══ Records for this exercise ══

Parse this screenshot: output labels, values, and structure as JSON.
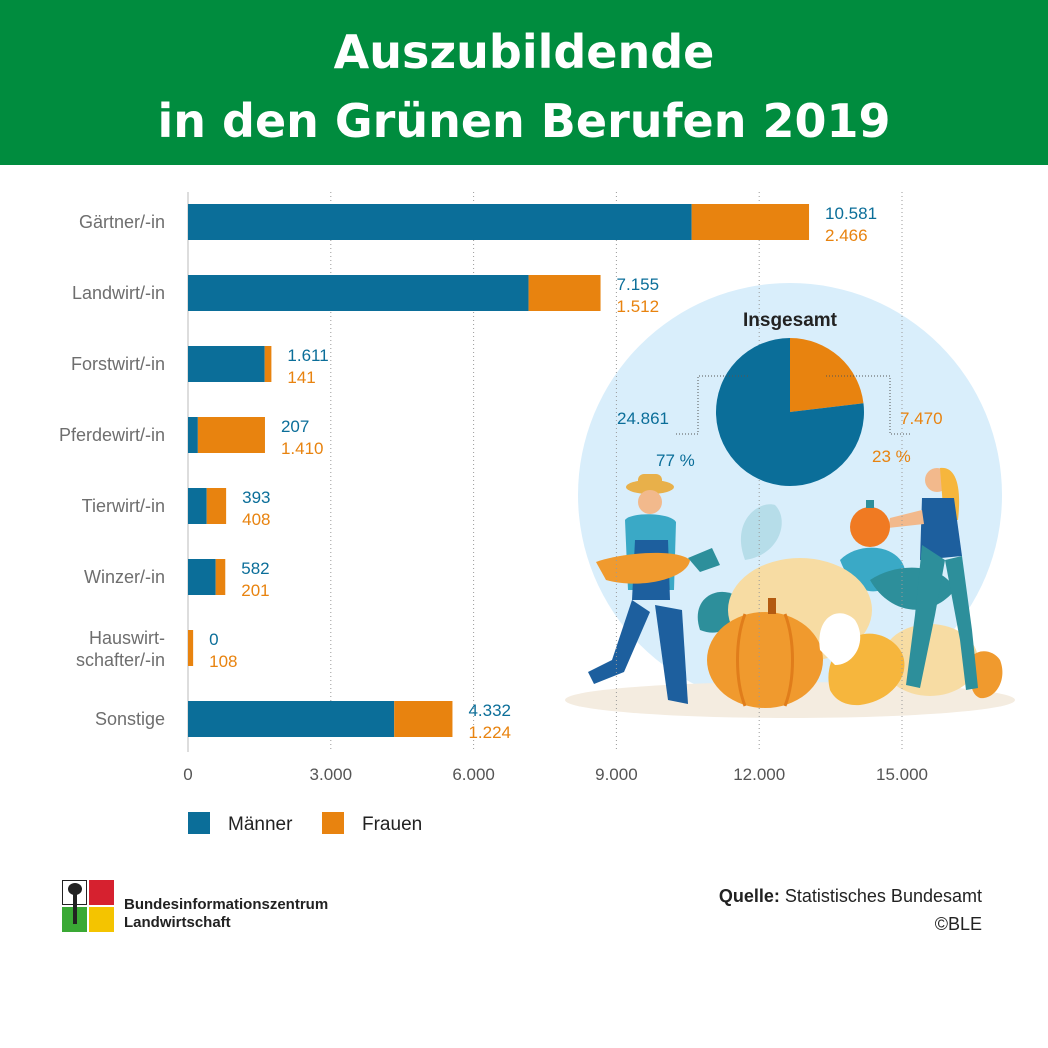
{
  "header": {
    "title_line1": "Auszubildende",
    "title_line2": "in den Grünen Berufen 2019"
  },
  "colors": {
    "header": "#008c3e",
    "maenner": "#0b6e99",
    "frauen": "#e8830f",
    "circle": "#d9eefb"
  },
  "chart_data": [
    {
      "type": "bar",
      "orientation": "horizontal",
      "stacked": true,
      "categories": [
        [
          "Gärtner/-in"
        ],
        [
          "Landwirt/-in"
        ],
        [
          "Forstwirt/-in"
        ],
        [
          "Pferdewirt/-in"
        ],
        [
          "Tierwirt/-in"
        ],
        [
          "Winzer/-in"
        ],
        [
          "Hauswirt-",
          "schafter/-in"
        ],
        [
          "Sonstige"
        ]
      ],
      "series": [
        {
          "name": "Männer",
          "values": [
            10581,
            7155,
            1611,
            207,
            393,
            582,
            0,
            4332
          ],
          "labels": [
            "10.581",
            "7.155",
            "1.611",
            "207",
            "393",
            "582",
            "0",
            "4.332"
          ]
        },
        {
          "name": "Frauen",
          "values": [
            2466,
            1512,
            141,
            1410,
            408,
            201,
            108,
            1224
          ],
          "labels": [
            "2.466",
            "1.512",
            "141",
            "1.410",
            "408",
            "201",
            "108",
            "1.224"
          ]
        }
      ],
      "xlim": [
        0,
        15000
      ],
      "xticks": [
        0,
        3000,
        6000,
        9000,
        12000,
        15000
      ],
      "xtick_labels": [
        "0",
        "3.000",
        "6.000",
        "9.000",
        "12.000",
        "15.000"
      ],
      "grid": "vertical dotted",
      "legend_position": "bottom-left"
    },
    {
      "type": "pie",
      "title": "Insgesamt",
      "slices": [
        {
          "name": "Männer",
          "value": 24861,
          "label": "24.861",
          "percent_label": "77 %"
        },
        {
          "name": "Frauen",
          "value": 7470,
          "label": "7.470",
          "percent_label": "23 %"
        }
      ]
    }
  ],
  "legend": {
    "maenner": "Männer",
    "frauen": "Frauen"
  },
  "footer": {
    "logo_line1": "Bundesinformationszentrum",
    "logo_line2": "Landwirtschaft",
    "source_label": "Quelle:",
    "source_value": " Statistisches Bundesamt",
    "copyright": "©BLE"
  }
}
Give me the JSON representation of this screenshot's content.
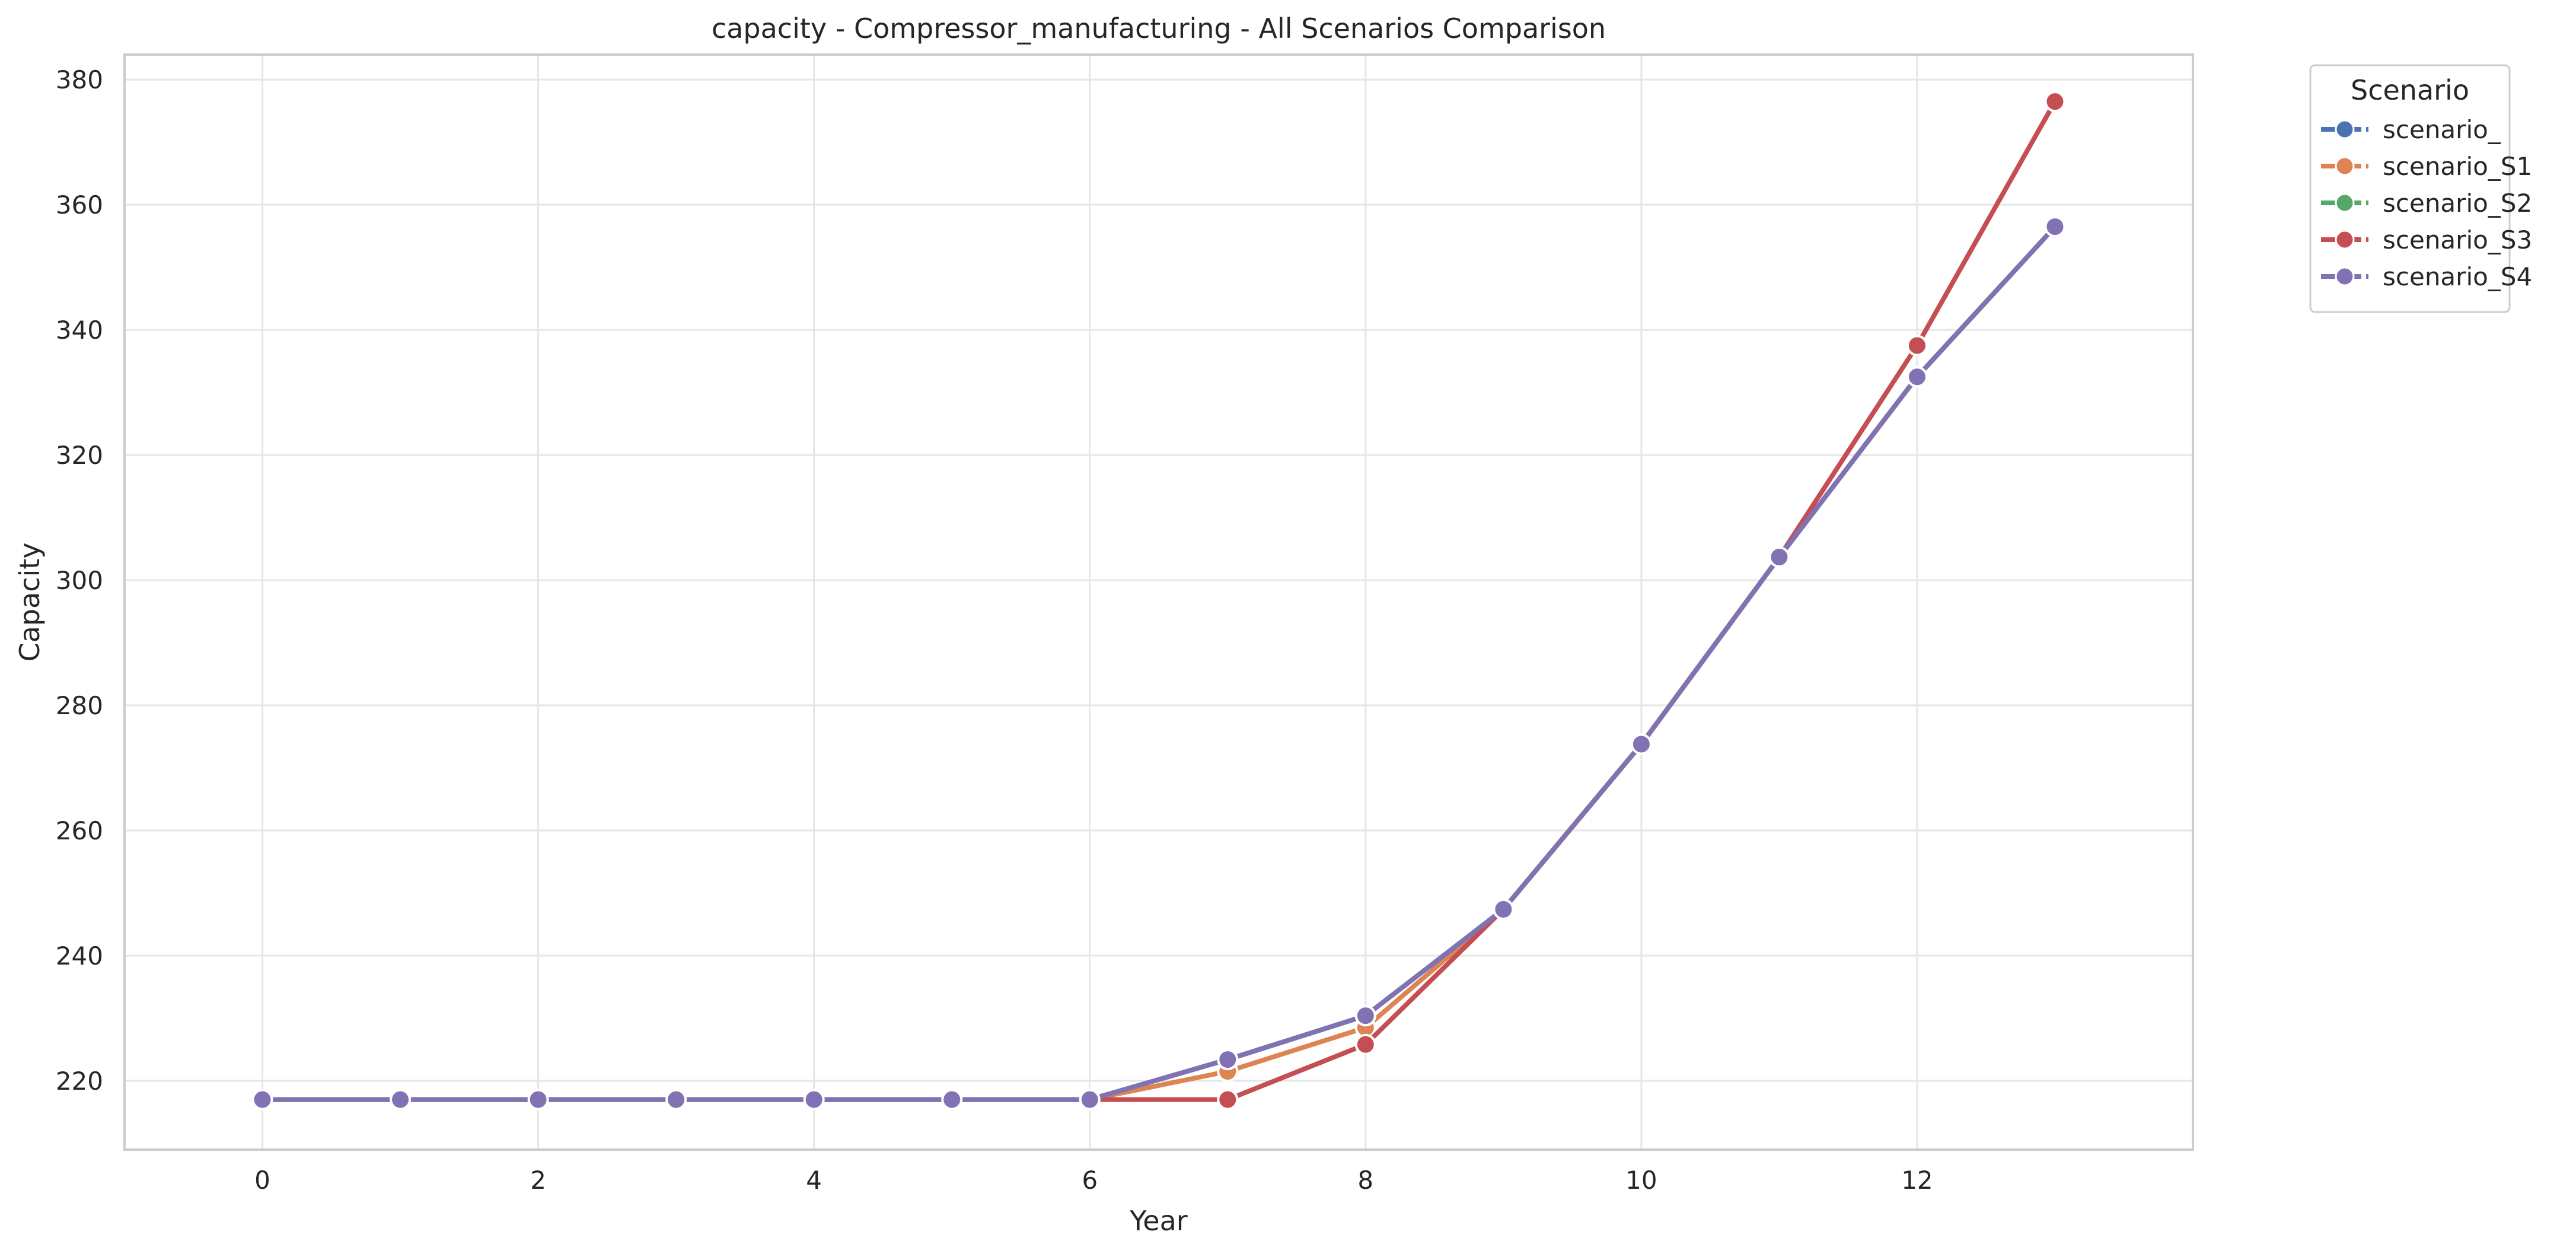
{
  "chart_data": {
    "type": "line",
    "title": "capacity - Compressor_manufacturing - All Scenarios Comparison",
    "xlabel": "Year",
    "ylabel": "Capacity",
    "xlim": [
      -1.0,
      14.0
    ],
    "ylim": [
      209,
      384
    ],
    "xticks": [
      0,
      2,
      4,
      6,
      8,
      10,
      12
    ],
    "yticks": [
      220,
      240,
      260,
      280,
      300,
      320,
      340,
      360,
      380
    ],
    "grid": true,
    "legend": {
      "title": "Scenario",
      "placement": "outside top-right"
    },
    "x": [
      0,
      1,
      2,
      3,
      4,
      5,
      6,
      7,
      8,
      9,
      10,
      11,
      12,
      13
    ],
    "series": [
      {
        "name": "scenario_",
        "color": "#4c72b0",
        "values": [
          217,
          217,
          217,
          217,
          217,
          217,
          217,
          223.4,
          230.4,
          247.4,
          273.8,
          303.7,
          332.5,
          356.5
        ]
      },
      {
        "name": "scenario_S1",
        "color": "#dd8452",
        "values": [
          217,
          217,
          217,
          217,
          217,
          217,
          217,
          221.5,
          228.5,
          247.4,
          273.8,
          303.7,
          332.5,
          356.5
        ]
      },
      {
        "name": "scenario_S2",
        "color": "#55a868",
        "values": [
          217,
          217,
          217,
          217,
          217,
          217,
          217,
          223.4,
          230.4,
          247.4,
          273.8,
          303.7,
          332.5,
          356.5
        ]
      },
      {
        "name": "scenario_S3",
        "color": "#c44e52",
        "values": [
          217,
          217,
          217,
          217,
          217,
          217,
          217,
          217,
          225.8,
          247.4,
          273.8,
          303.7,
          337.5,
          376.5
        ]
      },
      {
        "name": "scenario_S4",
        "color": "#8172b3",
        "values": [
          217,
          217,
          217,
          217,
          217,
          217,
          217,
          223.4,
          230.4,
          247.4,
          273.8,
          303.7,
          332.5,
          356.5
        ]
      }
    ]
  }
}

═══

__Your objective__
Collect the lines that hold "name".

__Final result__
          "name": "Männer",
          "name": "Frauen",
          "name": "Männer",
          "name": "Frauen",
        "name": "scenario_",
        "name": "scenario_S1",
        "name": "scenario_S2",
        "name": "scenario_S3",
        "name": "scenario_S4",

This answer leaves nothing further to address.